- **THE REQUEST**:
Copy every line that contains the string "none" from the entries below.

- **MATERIALS PROVIDED**:
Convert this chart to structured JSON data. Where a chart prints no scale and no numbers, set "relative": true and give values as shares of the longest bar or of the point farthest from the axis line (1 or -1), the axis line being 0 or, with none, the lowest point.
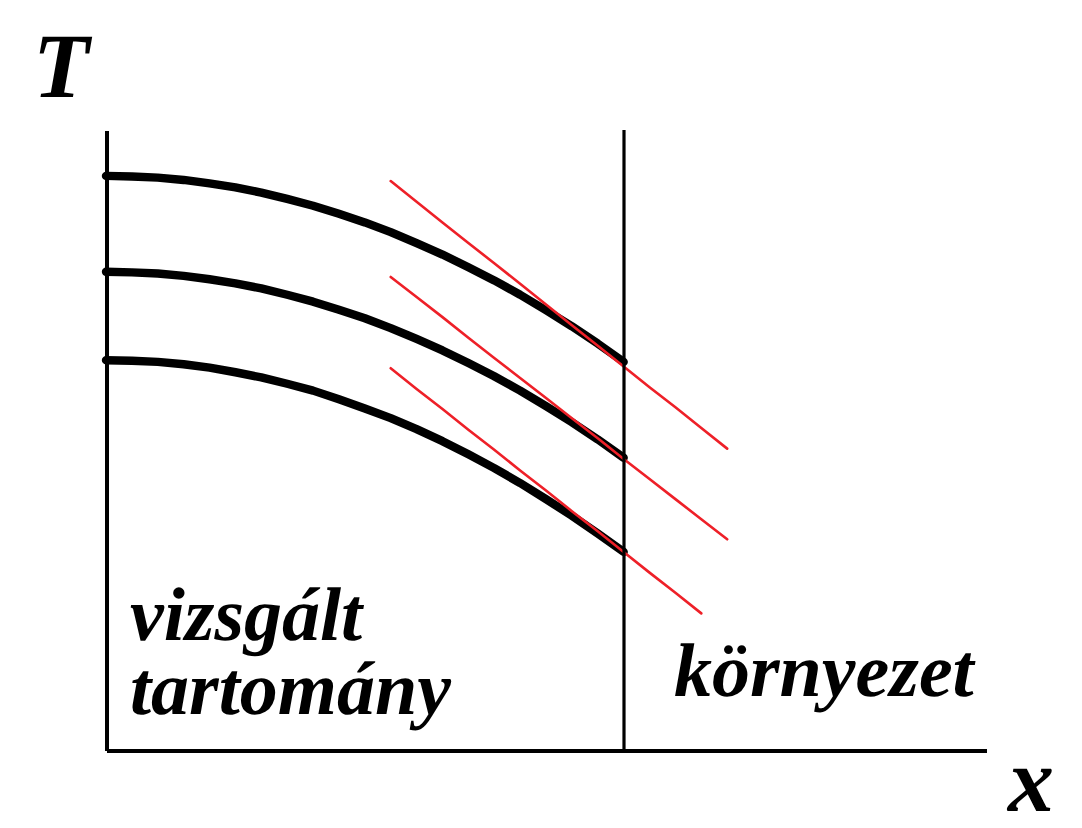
{
  "chart_data": {
    "type": "line",
    "relative": true,
    "xlabel": "x",
    "ylabel": "T",
    "annotations": [
      "vizsgált\ntartomány",
      "környezet"
    ],
    "ylim": [
      0,
      1.08
    ],
    "marker": "none",
    "line_style": "solid",
    "categories": [
      null,
      null,
      null,
      null,
      null,
      null,
      null,
      null,
      null,
      null,
      null,
      null,
      null,
      null,
      null,
      null,
      null,
      null,
      null,
      null,
      null,
      null,
      null,
      null,
      null,
      null,
      null,
      null,
      null,
      null,
      null,
      null,
      null,
      null,
      null
    ],
    "series": [
      {
        "color": "#000000",
        "values": [
          1.0,
          0.999,
          0.997,
          0.993,
          0.987,
          0.98,
          0.971,
          0.96,
          0.948,
          0.934,
          0.919,
          0.902,
          0.883,
          0.863,
          0.841,
          0.818,
          0.793,
          0.766,
          0.738,
          0.708,
          0.676,
          null,
          null,
          null,
          null,
          null,
          null,
          null,
          null,
          null,
          null,
          null,
          null,
          null,
          null
        ]
      },
      {
        "color": "#000000",
        "values": [
          0.833,
          0.832,
          0.83,
          0.826,
          0.82,
          0.813,
          0.804,
          0.793,
          0.781,
          0.767,
          0.752,
          0.735,
          0.716,
          0.696,
          0.674,
          0.651,
          0.626,
          0.599,
          0.571,
          0.541,
          0.509,
          null,
          null,
          null,
          null,
          null,
          null,
          null,
          null,
          null,
          null,
          null,
          null,
          null,
          null
        ]
      },
      {
        "color": "#000000",
        "values": [
          0.679,
          0.678,
          0.676,
          0.672,
          0.666,
          0.658,
          0.649,
          0.638,
          0.626,
          0.611,
          0.595,
          0.578,
          0.559,
          0.538,
          0.515,
          0.491,
          0.465,
          0.437,
          0.408,
          0.377,
          0.345,
          null,
          null,
          null,
          null,
          null,
          null,
          null,
          null,
          null,
          null,
          null,
          null,
          null,
          null
        ]
      },
      {
        "type": "line",
        "color": "#ee2028",
        "values": [
          null,
          null,
          null,
          null,
          null,
          null,
          null,
          null,
          null,
          null,
          null,
          0.991,
          0.955,
          0.919,
          0.883,
          0.848,
          0.812,
          0.776,
          0.74,
          0.704,
          0.668,
          0.632,
          0.597,
          0.561,
          0.525,
          null,
          null,
          null,
          null,
          null,
          null,
          null,
          null,
          null,
          null
        ]
      },
      {
        "type": "line",
        "color": "#ee2028",
        "values": [
          null,
          null,
          null,
          null,
          null,
          null,
          null,
          null,
          null,
          null,
          null,
          0.824,
          0.789,
          0.754,
          0.718,
          0.683,
          0.648,
          0.613,
          0.578,
          0.543,
          0.507,
          0.472,
          0.437,
          0.402,
          0.367,
          null,
          null,
          null,
          null,
          null,
          null,
          null,
          null,
          null,
          null
        ]
      },
      {
        "type": "line",
        "color": "#ee2028",
        "values": [
          null,
          null,
          null,
          null,
          null,
          null,
          null,
          null,
          null,
          null,
          null,
          0.665,
          0.629,
          0.594,
          0.558,
          0.523,
          0.487,
          0.452,
          0.416,
          0.381,
          0.345,
          0.309,
          0.274,
          0.238,
          null,
          null,
          null,
          null,
          null,
          null,
          null,
          null,
          null,
          null,
          null
        ]
      }
    ]
  }
}
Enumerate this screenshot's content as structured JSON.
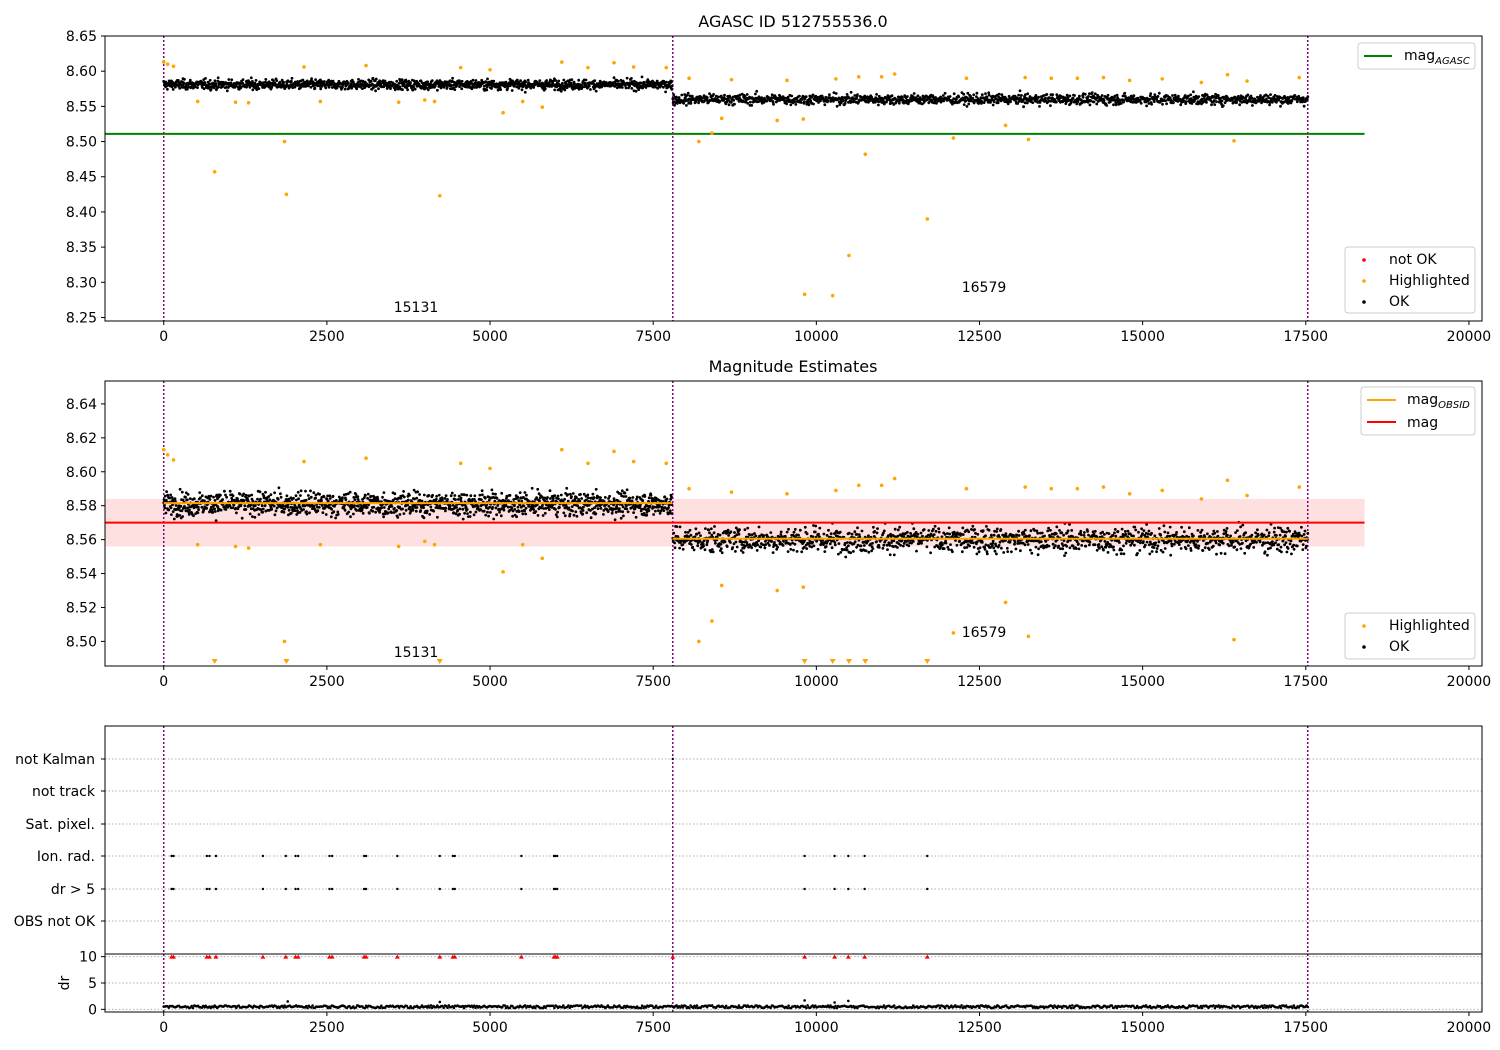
{
  "chart_data": [
    {
      "id": "top",
      "type": "scatter",
      "title": "AGASC ID 512755536.0",
      "xlim": [
        -900,
        20200
      ],
      "ylim": [
        8.245,
        8.65
      ],
      "xticks": [
        0,
        2500,
        5000,
        7500,
        10000,
        12500,
        15000,
        17500,
        20000
      ],
      "yticks": [
        8.25,
        8.3,
        8.35,
        8.4,
        8.45,
        8.5,
        8.55,
        8.6,
        8.65
      ],
      "ytick_labels": [
        "8.25",
        "8.30",
        "8.35",
        "8.40",
        "8.45",
        "8.50",
        "8.55",
        "8.60",
        "8.65"
      ],
      "obs_boundaries": [
        0,
        7800,
        17530
      ],
      "obs_labels": [
        {
          "text": "15131",
          "x": 3900,
          "y": 8.262
        },
        {
          "text": "16579",
          "x": 12600,
          "y": 8.29
        }
      ],
      "hlines": [
        {
          "name": "mag_AGASC",
          "y": 8.511,
          "x0": -900,
          "x1": 18400,
          "color": "#008000"
        }
      ],
      "ok_bands": [
        {
          "x0": 0,
          "x1": 7790,
          "center": 8.581,
          "spread": 0.022
        },
        {
          "x0": 7800,
          "x1": 17530,
          "center": 8.56,
          "spread": 0.024
        }
      ],
      "highlighted": [
        [
          0,
          8.613
        ],
        [
          60,
          8.61
        ],
        [
          150,
          8.607
        ],
        [
          520,
          8.557
        ],
        [
          780,
          8.457
        ],
        [
          1100,
          8.556
        ],
        [
          1300,
          8.555
        ],
        [
          1850,
          8.5
        ],
        [
          1880,
          8.425
        ],
        [
          2150,
          8.606
        ],
        [
          2400,
          8.557
        ],
        [
          3100,
          8.608
        ],
        [
          3600,
          8.556
        ],
        [
          4000,
          8.559
        ],
        [
          4150,
          8.557
        ],
        [
          4230,
          8.423
        ],
        [
          4550,
          8.605
        ],
        [
          5000,
          8.602
        ],
        [
          5200,
          8.541
        ],
        [
          5500,
          8.557
        ],
        [
          5800,
          8.549
        ],
        [
          6100,
          8.613
        ],
        [
          6500,
          8.605
        ],
        [
          6900,
          8.612
        ],
        [
          7200,
          8.606
        ],
        [
          7700,
          8.605
        ],
        [
          8050,
          8.59
        ],
        [
          8200,
          8.5
        ],
        [
          8400,
          8.512
        ],
        [
          8550,
          8.533
        ],
        [
          8700,
          8.588
        ],
        [
          9400,
          8.53
        ],
        [
          9550,
          8.587
        ],
        [
          9800,
          8.532
        ],
        [
          9820,
          8.283
        ],
        [
          10250,
          8.281
        ],
        [
          10300,
          8.589
        ],
        [
          10500,
          8.338
        ],
        [
          10650,
          8.592
        ],
        [
          10750,
          8.482
        ],
        [
          11000,
          8.592
        ],
        [
          11200,
          8.596
        ],
        [
          11700,
          8.39
        ],
        [
          12100,
          8.505
        ],
        [
          12300,
          8.59
        ],
        [
          12900,
          8.523
        ],
        [
          13200,
          8.591
        ],
        [
          13250,
          8.503
        ],
        [
          13600,
          8.59
        ],
        [
          14000,
          8.59
        ],
        [
          14400,
          8.591
        ],
        [
          14800,
          8.587
        ],
        [
          15300,
          8.589
        ],
        [
          15900,
          8.584
        ],
        [
          16300,
          8.595
        ],
        [
          16400,
          8.501
        ],
        [
          16600,
          8.586
        ],
        [
          17400,
          8.591
        ]
      ],
      "legend": {
        "placement": "upper right",
        "entries": [
          {
            "label": "mag",
            "subscript": "AGASC",
            "kind": "line",
            "color": "#008000"
          }
        ]
      },
      "legend2": {
        "placement": "lower right",
        "entries": [
          {
            "label": "not OK",
            "kind": "dot",
            "color": "#ff0000"
          },
          {
            "label": "Highlighted",
            "kind": "dot",
            "color": "#ffa500"
          },
          {
            "label": "OK",
            "kind": "dot",
            "color": "#000000"
          }
        ]
      }
    },
    {
      "id": "middle",
      "type": "scatter",
      "title": "Magnitude Estimates",
      "xlim": [
        -900,
        20200
      ],
      "ylim": [
        8.4855,
        8.6535
      ],
      "xticks": [
        0,
        2500,
        5000,
        7500,
        10000,
        12500,
        15000,
        17500,
        20000
      ],
      "yticks": [
        8.5,
        8.52,
        8.54,
        8.56,
        8.58,
        8.6,
        8.62,
        8.64
      ],
      "ytick_labels": [
        "8.50",
        "8.52",
        "8.54",
        "8.56",
        "8.58",
        "8.60",
        "8.62",
        "8.64"
      ],
      "obs_boundaries": [
        0,
        7800,
        17530
      ],
      "obs_labels": [
        {
          "text": "15131",
          "x": 3900,
          "y": 8.4915
        },
        {
          "text": "16579",
          "x": 12600,
          "y": 8.505
        }
      ],
      "band": {
        "y0": 8.556,
        "y1": 8.584,
        "x0": -900,
        "x1": 18400,
        "color": "rgba(255,0,0,0.12)"
      },
      "hlines": [
        {
          "name": "mag",
          "y": 8.57,
          "x0": -900,
          "x1": 18400,
          "color": "#ff0000"
        },
        {
          "name": "mag_OBSID_1",
          "y": 8.5815,
          "x0": 0,
          "x1": 7790,
          "color": "#ffa500"
        },
        {
          "name": "mag_OBSID_2",
          "y": 8.5605,
          "x0": 7800,
          "x1": 17530,
          "color": "#ffa500"
        }
      ],
      "ok_bands": [
        {
          "x0": 0,
          "x1": 7790,
          "center": 8.581,
          "spread": 0.022
        },
        {
          "x0": 7800,
          "x1": 17530,
          "center": 8.56,
          "spread": 0.024
        }
      ],
      "highlighted": [
        [
          0,
          8.613
        ],
        [
          60,
          8.61
        ],
        [
          150,
          8.607
        ],
        [
          520,
          8.557
        ],
        [
          1100,
          8.556
        ],
        [
          1300,
          8.555
        ],
        [
          1850,
          8.5
        ],
        [
          2150,
          8.606
        ],
        [
          2400,
          8.557
        ],
        [
          3100,
          8.608
        ],
        [
          3600,
          8.556
        ],
        [
          4000,
          8.559
        ],
        [
          4150,
          8.557
        ],
        [
          4550,
          8.605
        ],
        [
          5000,
          8.602
        ],
        [
          5200,
          8.541
        ],
        [
          5500,
          8.557
        ],
        [
          5800,
          8.549
        ],
        [
          6100,
          8.613
        ],
        [
          6500,
          8.605
        ],
        [
          6900,
          8.612
        ],
        [
          7200,
          8.606
        ],
        [
          7700,
          8.605
        ],
        [
          8050,
          8.59
        ],
        [
          8200,
          8.5
        ],
        [
          8400,
          8.512
        ],
        [
          8550,
          8.533
        ],
        [
          8700,
          8.588
        ],
        [
          9400,
          8.53
        ],
        [
          9550,
          8.587
        ],
        [
          9800,
          8.532
        ],
        [
          10300,
          8.589
        ],
        [
          10650,
          8.592
        ],
        [
          11000,
          8.592
        ],
        [
          11200,
          8.596
        ],
        [
          12100,
          8.505
        ],
        [
          12300,
          8.59
        ],
        [
          12900,
          8.523
        ],
        [
          13200,
          8.591
        ],
        [
          13250,
          8.503
        ],
        [
          13600,
          8.59
        ],
        [
          14000,
          8.59
        ],
        [
          14400,
          8.591
        ],
        [
          14800,
          8.587
        ],
        [
          15300,
          8.589
        ],
        [
          15900,
          8.584
        ],
        [
          16300,
          8.595
        ],
        [
          16400,
          8.501
        ],
        [
          16600,
          8.586
        ],
        [
          17400,
          8.591
        ]
      ],
      "offscale_markers": [
        780,
        1880,
        4230,
        9820,
        10250,
        10500,
        10750,
        11700
      ],
      "legend": {
        "placement": "upper right",
        "entries": [
          {
            "label": "mag",
            "subscript": "OBSID",
            "kind": "line",
            "color": "#ffa500"
          },
          {
            "label": "mag",
            "kind": "line",
            "color": "#ff0000"
          }
        ]
      },
      "legend2": {
        "placement": "lower right",
        "entries": [
          {
            "label": "Highlighted",
            "kind": "dot",
            "color": "#ffa500"
          },
          {
            "label": "OK",
            "kind": "dot",
            "color": "#000000"
          }
        ]
      }
    },
    {
      "id": "flags",
      "type": "scatter",
      "xlim": [
        -900,
        20200
      ],
      "obs_boundaries": [
        0,
        7800,
        17530
      ],
      "categories": [
        "not Kalman",
        "not track",
        "Sat. pixel.",
        "Ion. rad.",
        "dr > 5",
        "OBS not OK"
      ],
      "flag_x": [
        120,
        150,
        660,
        700,
        800,
        1520,
        1870,
        2020,
        2060,
        2540,
        2580,
        3070,
        3100,
        3580,
        4230,
        4430,
        4460,
        5480,
        5980,
        6000,
        6030,
        9820,
        10280,
        10490,
        10740,
        11700
      ],
      "kalman_x": [
        7800
      ]
    },
    {
      "id": "dr",
      "type": "scatter",
      "ylabel": "dr",
      "xlim": [
        -900,
        20200
      ],
      "ylim": [
        -0.5,
        10.5
      ],
      "yticks": [
        0,
        5,
        10
      ],
      "ytick_labels": [
        "0",
        "5",
        "10"
      ],
      "xticks": [
        0,
        2500,
        5000,
        7500,
        10000,
        12500,
        15000,
        17500,
        20000
      ],
      "obs_boundaries": [
        0,
        7800,
        17530
      ],
      "outliers": [
        [
          1900,
          1.5
        ],
        [
          4230,
          1.4
        ],
        [
          9820,
          1.7
        ],
        [
          10280,
          1.3
        ],
        [
          10490,
          1.6
        ]
      ]
    }
  ],
  "colors": {
    "ok": "#000000",
    "highlighted": "#ffa500",
    "not_ok": "#ff0000",
    "agasc": "#008000",
    "obsid": "#ffa500",
    "mag": "#ff0000",
    "boundary": "#800080"
  }
}
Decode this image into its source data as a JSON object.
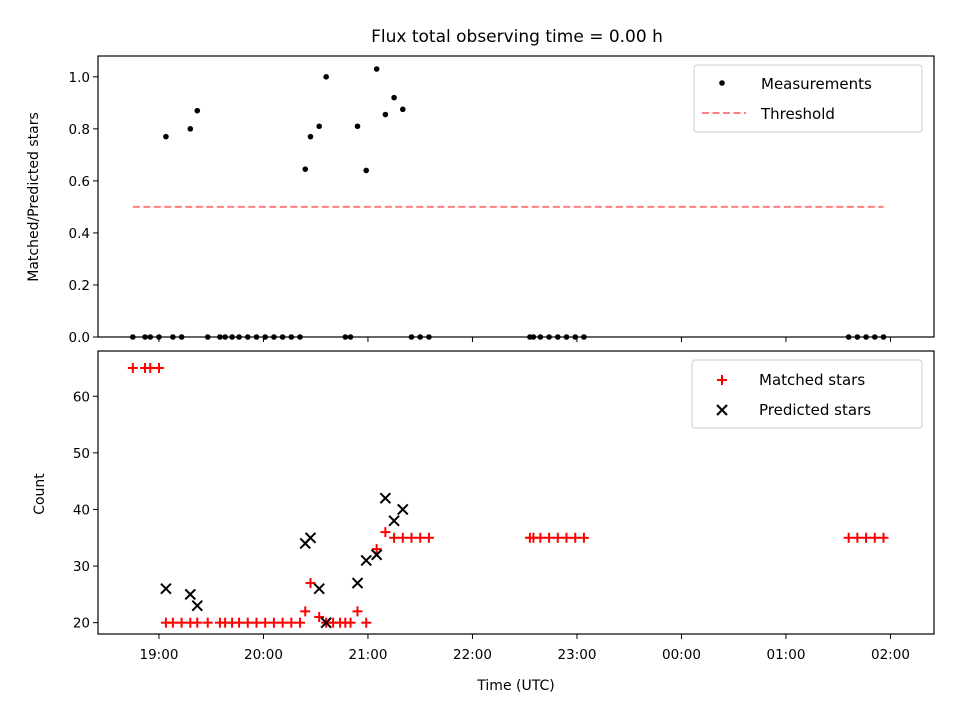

- **TASK RESULT**:
Convert this chart to structured JSON data. Where a chart prints no scale and no numbers, set "relative": true and give values as shares of the longest bar or of the point farthest from the axis line (1 or -1), the axis line being 0 or, with none, the lowest point.
    "marker": "none",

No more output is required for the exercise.